• **Your task**: Where a line holds the word "transparencia", copy that line.

====

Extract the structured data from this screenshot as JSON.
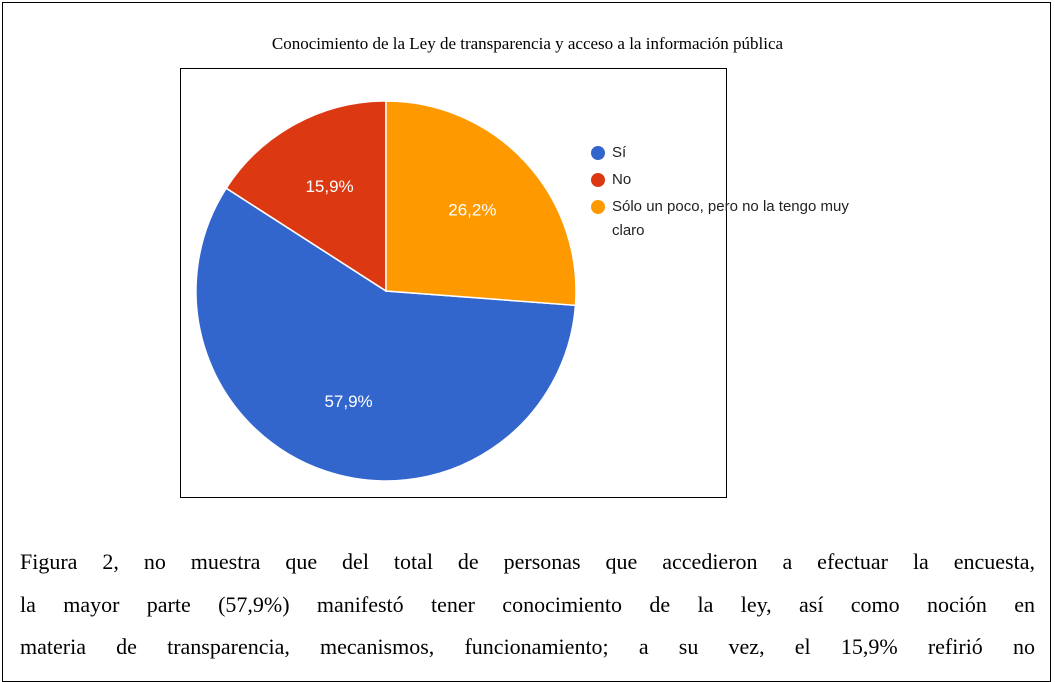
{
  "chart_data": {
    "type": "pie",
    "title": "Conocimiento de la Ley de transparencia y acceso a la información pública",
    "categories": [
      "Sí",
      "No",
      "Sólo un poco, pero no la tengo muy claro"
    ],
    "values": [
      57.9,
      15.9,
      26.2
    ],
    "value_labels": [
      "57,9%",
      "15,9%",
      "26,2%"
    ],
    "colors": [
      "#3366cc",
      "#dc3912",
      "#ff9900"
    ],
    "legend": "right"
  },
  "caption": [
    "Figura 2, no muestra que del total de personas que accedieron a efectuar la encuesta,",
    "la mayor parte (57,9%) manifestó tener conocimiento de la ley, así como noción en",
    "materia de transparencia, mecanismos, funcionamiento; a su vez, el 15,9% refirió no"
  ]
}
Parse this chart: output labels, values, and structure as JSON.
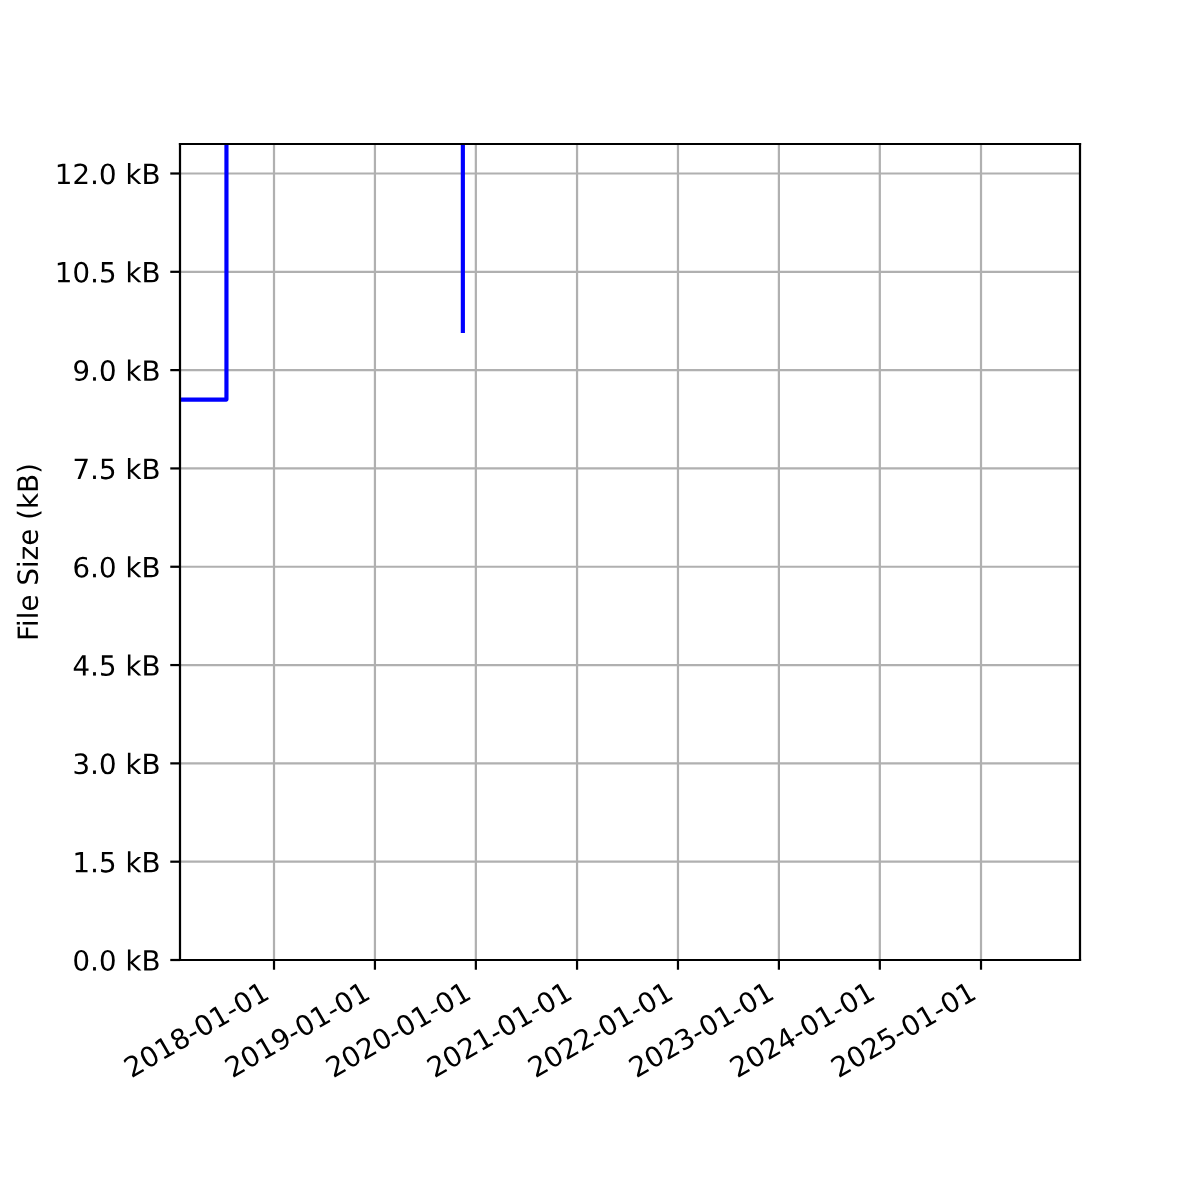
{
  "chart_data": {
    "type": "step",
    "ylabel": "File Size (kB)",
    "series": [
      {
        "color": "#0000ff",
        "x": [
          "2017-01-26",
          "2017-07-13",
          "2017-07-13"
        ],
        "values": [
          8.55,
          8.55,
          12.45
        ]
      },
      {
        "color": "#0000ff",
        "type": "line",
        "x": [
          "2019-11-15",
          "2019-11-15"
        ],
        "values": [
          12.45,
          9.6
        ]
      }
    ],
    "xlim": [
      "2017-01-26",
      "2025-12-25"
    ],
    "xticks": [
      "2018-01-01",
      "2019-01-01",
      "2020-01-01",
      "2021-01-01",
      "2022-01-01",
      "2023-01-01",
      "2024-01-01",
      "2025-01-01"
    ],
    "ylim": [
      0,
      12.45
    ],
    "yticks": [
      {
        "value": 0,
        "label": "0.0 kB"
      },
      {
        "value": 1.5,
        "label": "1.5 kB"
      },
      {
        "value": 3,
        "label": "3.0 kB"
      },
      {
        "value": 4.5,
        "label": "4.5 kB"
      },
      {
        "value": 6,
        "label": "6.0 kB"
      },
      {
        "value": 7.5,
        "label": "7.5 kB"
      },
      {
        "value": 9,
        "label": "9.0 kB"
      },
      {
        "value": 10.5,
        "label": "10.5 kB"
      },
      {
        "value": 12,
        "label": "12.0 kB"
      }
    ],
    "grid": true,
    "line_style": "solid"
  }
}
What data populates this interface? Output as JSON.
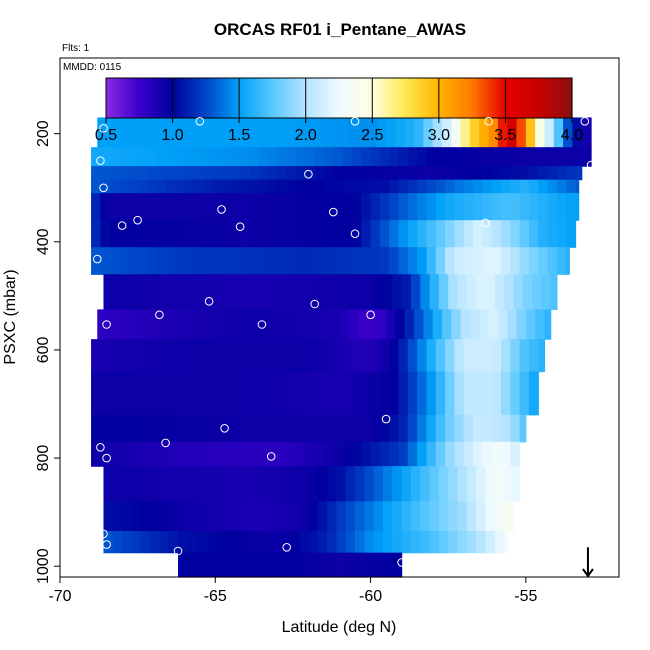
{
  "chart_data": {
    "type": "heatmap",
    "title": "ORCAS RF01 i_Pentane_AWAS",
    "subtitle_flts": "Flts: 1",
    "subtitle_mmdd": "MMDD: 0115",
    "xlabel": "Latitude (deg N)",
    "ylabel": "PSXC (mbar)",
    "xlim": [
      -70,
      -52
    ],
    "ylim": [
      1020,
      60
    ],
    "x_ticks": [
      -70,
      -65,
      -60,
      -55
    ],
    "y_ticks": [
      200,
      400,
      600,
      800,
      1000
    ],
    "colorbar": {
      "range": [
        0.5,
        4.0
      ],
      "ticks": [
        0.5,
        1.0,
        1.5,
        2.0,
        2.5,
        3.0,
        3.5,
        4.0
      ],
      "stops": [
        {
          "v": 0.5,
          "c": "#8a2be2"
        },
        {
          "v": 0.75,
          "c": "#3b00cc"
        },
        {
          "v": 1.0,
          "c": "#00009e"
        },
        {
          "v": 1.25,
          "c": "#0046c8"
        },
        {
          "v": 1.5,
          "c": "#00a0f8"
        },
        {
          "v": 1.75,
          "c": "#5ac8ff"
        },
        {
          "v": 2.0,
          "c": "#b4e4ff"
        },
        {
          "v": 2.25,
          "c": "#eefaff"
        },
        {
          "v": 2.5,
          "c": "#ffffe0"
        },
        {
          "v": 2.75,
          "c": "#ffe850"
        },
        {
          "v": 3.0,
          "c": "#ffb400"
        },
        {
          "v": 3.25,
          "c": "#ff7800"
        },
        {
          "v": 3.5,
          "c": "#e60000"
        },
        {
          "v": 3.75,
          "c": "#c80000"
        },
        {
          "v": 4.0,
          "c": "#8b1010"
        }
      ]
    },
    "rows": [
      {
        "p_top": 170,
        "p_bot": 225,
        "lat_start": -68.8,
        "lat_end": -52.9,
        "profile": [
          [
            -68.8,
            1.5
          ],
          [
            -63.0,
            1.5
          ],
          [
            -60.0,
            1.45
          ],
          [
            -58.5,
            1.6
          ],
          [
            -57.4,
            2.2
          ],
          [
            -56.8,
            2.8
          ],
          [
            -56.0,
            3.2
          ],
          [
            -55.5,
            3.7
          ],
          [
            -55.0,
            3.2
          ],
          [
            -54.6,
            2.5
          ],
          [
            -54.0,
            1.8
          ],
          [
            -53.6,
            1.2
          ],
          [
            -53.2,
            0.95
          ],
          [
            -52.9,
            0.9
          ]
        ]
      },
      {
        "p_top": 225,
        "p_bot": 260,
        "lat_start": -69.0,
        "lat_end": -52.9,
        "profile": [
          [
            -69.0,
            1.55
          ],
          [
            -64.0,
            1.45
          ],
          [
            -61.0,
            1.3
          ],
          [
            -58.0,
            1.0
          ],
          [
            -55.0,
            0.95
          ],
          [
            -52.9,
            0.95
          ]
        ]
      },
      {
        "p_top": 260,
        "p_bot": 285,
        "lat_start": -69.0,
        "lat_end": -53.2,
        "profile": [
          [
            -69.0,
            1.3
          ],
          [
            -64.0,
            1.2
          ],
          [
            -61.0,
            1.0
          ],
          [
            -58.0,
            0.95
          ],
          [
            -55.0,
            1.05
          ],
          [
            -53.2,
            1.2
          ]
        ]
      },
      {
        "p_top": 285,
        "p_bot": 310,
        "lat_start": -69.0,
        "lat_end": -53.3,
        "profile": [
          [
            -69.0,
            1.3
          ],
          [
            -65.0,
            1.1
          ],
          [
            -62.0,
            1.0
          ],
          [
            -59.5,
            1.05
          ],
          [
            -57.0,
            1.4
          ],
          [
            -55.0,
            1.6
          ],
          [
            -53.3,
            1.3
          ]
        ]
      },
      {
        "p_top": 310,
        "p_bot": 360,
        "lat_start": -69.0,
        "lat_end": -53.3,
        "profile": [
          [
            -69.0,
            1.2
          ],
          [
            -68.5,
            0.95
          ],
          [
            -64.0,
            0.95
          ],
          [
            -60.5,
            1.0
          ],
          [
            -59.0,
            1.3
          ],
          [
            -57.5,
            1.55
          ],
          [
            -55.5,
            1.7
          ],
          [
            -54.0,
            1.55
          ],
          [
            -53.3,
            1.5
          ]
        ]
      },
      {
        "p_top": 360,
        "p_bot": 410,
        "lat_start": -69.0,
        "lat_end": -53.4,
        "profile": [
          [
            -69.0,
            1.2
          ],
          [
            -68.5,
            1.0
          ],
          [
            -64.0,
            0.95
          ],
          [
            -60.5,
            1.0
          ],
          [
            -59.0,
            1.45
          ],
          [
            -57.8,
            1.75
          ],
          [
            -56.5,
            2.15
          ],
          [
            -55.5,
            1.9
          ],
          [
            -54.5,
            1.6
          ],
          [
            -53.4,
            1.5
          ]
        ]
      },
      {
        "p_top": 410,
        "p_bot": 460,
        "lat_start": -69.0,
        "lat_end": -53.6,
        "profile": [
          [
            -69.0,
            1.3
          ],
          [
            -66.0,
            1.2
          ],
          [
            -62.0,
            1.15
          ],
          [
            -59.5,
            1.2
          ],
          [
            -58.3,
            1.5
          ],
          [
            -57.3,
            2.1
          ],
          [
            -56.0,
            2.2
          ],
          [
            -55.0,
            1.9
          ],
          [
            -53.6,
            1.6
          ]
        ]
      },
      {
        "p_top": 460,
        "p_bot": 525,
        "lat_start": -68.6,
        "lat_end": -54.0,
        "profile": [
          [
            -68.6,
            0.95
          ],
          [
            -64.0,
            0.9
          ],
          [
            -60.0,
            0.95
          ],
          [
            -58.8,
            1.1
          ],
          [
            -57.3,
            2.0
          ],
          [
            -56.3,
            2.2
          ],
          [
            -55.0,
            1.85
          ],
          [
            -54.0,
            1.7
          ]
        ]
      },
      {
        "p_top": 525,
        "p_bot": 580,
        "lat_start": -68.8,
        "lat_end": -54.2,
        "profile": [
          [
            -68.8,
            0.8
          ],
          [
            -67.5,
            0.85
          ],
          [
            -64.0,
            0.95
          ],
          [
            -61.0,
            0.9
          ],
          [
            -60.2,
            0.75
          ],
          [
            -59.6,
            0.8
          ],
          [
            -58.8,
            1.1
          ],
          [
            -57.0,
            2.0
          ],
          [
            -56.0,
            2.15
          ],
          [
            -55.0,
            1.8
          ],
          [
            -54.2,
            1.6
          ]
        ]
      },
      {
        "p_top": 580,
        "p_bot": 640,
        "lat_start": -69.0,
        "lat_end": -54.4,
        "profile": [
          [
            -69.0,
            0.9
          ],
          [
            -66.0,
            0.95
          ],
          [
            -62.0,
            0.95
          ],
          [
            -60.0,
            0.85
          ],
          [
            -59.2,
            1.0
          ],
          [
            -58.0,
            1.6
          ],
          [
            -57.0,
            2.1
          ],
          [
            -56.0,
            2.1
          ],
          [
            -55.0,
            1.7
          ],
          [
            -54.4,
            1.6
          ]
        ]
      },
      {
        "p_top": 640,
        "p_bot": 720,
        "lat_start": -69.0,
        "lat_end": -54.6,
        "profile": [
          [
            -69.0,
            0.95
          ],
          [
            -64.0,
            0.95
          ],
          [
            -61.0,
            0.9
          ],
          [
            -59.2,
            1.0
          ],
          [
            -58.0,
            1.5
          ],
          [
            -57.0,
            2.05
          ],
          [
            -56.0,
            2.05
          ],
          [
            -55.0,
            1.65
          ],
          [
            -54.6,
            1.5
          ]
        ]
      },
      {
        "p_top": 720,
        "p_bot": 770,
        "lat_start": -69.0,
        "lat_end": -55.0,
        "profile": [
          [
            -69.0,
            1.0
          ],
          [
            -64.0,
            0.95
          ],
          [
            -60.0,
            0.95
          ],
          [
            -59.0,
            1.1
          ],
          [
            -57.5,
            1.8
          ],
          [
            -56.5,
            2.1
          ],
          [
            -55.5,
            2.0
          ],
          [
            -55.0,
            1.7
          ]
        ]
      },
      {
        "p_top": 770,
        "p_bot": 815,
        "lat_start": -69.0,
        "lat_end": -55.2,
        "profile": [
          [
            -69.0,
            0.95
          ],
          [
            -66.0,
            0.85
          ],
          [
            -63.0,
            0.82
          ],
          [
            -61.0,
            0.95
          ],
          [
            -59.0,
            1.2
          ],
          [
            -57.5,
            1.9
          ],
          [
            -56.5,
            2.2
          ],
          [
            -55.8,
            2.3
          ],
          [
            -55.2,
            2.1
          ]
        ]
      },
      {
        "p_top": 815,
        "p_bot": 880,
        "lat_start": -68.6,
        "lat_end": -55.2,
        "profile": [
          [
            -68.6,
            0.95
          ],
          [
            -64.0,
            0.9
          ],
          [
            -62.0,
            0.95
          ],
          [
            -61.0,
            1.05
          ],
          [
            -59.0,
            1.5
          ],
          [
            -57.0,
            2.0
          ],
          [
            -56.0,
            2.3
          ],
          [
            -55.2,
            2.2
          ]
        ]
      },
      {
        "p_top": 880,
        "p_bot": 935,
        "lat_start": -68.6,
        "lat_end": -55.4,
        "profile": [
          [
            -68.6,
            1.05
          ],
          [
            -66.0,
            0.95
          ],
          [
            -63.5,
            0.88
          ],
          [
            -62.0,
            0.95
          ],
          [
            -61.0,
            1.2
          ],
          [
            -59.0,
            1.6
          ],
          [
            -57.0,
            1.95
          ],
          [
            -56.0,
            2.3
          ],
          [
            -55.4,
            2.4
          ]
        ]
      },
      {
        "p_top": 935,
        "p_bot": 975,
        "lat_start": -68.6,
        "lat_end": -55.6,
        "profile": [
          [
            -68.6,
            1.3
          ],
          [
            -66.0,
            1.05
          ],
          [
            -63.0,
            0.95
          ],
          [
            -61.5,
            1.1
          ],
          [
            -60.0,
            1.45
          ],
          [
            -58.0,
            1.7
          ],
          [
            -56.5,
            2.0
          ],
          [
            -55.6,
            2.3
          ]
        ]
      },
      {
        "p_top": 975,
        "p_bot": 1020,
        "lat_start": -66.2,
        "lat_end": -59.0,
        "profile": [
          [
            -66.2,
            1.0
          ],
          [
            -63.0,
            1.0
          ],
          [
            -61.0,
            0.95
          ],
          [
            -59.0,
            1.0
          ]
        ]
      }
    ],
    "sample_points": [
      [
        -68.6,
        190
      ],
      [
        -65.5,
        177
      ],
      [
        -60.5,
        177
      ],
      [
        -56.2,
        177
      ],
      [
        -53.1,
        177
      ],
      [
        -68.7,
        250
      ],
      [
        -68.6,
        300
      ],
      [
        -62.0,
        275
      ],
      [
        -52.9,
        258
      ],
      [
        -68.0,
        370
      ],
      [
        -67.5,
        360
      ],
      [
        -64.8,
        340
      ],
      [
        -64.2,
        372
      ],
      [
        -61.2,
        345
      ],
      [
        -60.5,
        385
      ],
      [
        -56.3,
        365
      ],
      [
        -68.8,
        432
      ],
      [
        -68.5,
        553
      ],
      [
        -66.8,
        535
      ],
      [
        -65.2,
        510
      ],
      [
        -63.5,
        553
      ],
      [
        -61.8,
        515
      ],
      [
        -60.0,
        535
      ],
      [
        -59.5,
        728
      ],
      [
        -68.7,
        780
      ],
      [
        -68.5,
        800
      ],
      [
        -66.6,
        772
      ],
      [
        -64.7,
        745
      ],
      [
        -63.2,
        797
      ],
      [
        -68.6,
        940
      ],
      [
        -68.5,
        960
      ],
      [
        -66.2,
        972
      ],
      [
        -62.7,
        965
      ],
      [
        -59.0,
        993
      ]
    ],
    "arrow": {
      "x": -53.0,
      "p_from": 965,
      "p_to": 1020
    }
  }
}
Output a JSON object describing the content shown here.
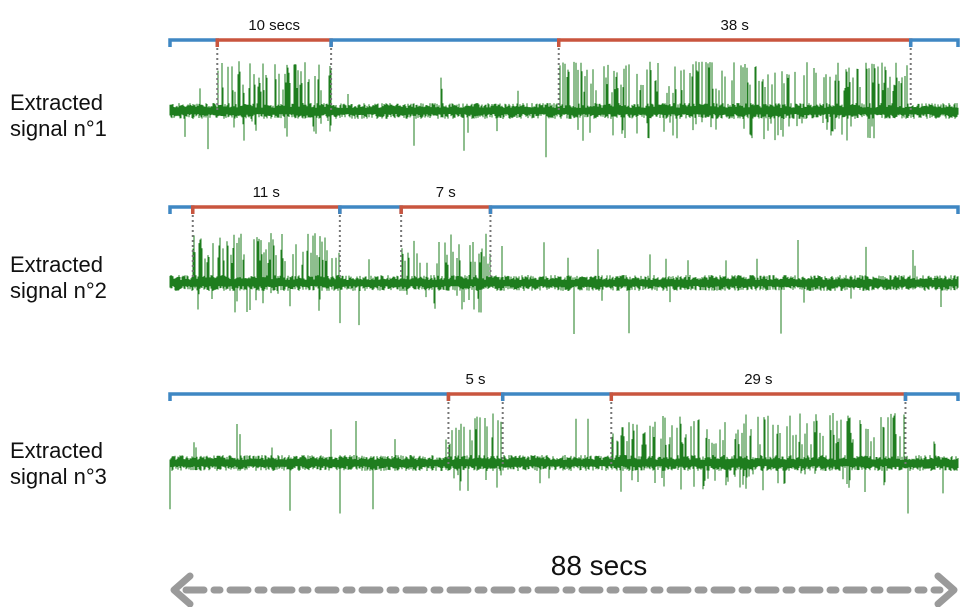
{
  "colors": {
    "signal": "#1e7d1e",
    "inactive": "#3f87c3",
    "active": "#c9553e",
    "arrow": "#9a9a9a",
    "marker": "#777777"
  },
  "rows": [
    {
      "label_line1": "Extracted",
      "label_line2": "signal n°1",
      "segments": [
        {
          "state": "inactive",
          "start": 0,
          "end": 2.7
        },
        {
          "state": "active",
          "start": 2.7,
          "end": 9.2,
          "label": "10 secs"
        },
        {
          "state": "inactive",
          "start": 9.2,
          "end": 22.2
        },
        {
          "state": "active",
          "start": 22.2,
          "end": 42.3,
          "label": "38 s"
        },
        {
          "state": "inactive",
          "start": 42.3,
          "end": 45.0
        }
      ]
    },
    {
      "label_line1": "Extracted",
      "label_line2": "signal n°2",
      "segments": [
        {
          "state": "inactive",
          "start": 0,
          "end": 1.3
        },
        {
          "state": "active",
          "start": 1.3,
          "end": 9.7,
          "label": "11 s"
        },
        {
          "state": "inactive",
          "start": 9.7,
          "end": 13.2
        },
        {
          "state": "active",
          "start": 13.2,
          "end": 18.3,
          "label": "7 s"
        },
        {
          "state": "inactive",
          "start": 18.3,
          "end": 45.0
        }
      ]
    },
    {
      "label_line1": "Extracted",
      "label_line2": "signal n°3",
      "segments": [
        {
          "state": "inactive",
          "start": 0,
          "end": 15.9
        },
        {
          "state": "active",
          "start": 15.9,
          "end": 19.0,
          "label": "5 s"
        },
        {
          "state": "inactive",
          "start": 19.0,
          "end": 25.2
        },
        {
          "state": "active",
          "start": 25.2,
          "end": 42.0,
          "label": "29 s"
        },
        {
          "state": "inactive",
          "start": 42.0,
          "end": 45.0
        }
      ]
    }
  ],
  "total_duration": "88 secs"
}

====

• **The answer**:
    "title": "Conocimiento de la Ley de transparencia y acceso a la información pública",
    "materia de transparencia, mecanismos, funcionamiento; a su vez, el 15,9% refirió no"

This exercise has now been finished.